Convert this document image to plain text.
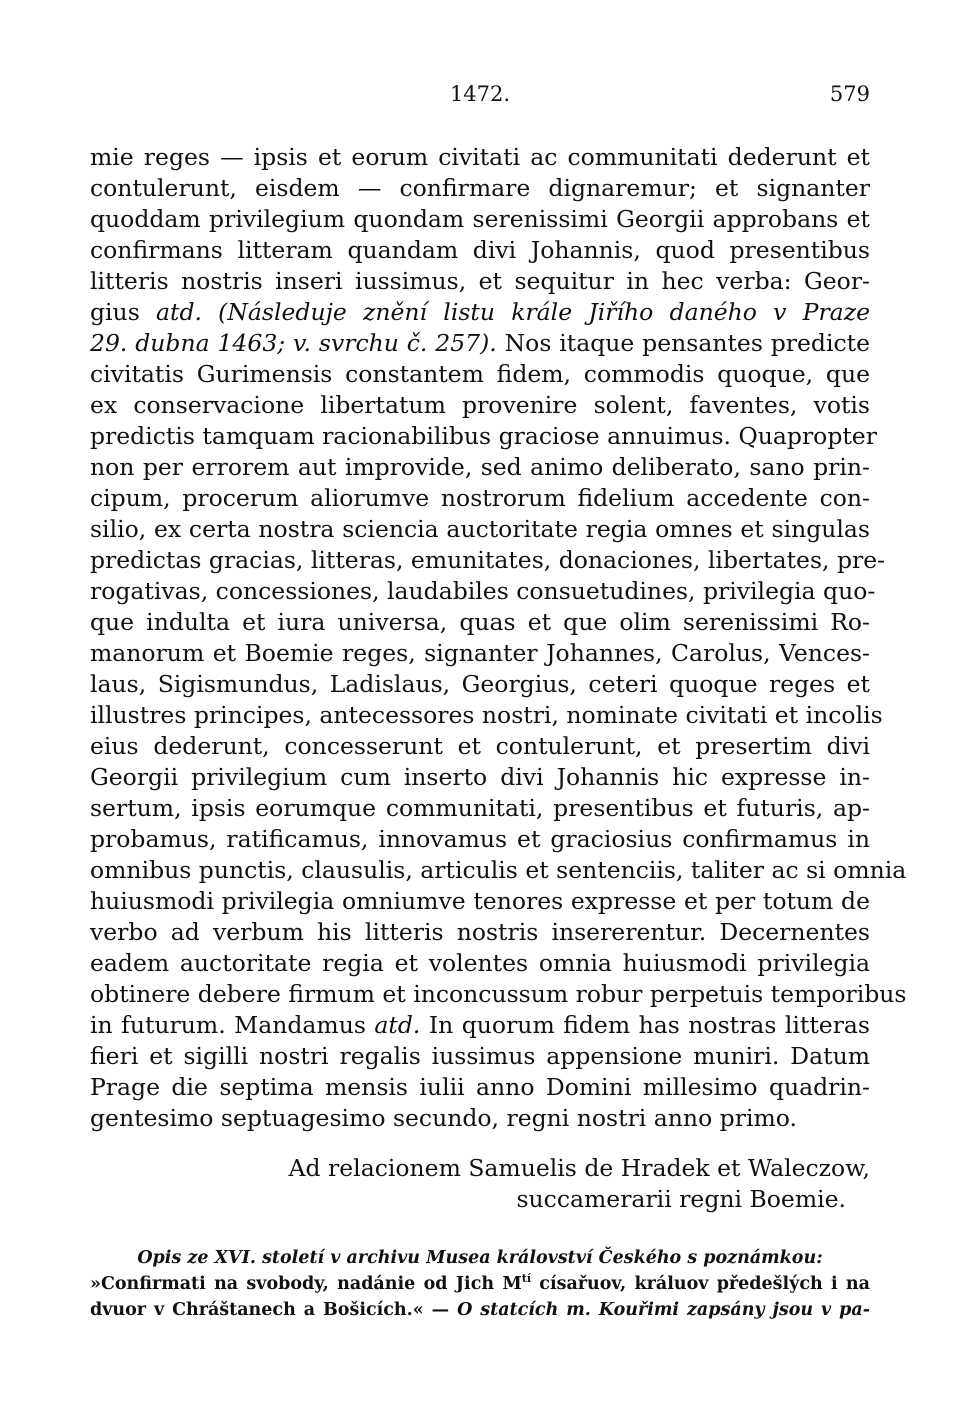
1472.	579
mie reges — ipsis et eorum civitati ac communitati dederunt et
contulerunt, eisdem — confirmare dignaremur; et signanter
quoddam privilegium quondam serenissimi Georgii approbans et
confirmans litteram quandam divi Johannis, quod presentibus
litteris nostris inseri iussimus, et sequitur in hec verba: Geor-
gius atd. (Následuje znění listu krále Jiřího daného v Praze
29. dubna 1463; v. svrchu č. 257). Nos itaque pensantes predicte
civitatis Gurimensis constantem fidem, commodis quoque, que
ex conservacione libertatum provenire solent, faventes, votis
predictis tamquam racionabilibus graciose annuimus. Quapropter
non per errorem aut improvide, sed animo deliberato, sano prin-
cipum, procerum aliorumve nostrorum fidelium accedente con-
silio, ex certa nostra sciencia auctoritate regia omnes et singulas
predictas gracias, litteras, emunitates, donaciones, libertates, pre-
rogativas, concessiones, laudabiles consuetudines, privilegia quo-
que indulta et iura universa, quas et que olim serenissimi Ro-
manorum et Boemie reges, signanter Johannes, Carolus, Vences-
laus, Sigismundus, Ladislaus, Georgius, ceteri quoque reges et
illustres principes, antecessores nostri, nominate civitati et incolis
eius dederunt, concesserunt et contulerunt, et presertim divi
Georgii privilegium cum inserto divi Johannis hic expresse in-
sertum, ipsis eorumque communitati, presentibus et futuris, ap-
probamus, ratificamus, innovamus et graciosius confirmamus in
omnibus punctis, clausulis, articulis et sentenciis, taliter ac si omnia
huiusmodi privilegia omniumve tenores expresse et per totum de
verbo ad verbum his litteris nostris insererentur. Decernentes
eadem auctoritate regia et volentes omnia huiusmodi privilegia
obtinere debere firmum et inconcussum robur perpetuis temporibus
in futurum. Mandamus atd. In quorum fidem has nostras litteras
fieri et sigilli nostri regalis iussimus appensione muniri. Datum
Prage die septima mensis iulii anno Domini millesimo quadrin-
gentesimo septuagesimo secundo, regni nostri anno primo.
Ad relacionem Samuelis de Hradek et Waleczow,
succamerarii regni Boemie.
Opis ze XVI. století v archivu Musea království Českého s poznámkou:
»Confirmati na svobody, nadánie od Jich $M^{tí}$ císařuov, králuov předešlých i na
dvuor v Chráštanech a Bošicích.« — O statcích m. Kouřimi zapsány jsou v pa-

**GIVEN EXERCISE**
Every record must be copied exactly, with images dropped from the result.

**EXPECTED ANSWER**
Convert this document image to plain text.
1472.	579
mie reges — ipsis et eorum civitati ac communitati dederunt et
contulerunt, eisdem — confirmare dignaremur; et signanter
quoddam privilegium quondam serenissimi Georgii approbans et
confirmans litteram quandam divi Johannis, quod presentibus
litteris nostris inseri iussimus, et sequitur in hec verba: Geor-
gius atd. (Následuje znění listu krále Jiřího daného v Praze
29. dubna 1463; v. svrchu č. 257). Nos itaque pensantes predicte
civitatis Gurimensis constantem fidem, commodis quoque, que
ex conservacione libertatum provenire solent, faventes, votis
predictis tamquam racionabilibus graciose annuimus. Quapropter
non per errorem aut improvide, sed animo deliberato, sano prin-
cipum, procerum aliorumve nostrorum fidelium accedente con-
silio, ex certa nostra sciencia auctoritate regia omnes et singulas
predictas gracias, litteras, emunitates, donaciones, libertates, pre-
rogativas, concessiones, laudabiles consuetudines, privilegia quo-
que indulta et iura universa, quas et que olim serenissimi Ro-
manorum et Boemie reges, signanter Johannes, Carolus, Vences-
laus, Sigismundus, Ladislaus, Georgius, ceteri quoque reges et
illustres principes, antecessores nostri, nominate civitati et incolis
eius dederunt, concesserunt et contulerunt, et presertim divi
Georgii privilegium cum inserto divi Johannis hic expresse in-
sertum, ipsis eorumque communitati, presentibus et futuris, ap-
probamus, ratificamus, innovamus et graciosius confirmamus in
omnibus punctis, clausulis, articulis et sentenciis, taliter ac si omnia
huiusmodi privilegia omniumve tenores expresse et per totum de
verbo ad verbum his litteris nostris insererentur. Decernentes
eadem auctoritate regia et volentes omnia huiusmodi privilegia
obtinere debere firmum et inconcussum robur perpetuis temporibus
in futurum. Mandamus atd. In quorum fidem has nostras litteras
fieri et sigilli nostri regalis iussimus appensione muniri. Datum
Prage die septima mensis iulii anno Domini millesimo quadrin-
gentesimo septuagesimo secundo, regni nostri anno primo.
Ad relacionem Samuelis de Hradek et Waleczow,
succamerarii regni Boemie.
Opis ze XVI. století v archivu Musea království Českého s poznámkou:
»Confirmati na svobody, nadánie od Jich $M^{tí}$ císařuov, králuov předešlých i na
dvuor v Chráštanech a Bošicích.« — O statcích m. Kouřimi zapsány jsou v pa-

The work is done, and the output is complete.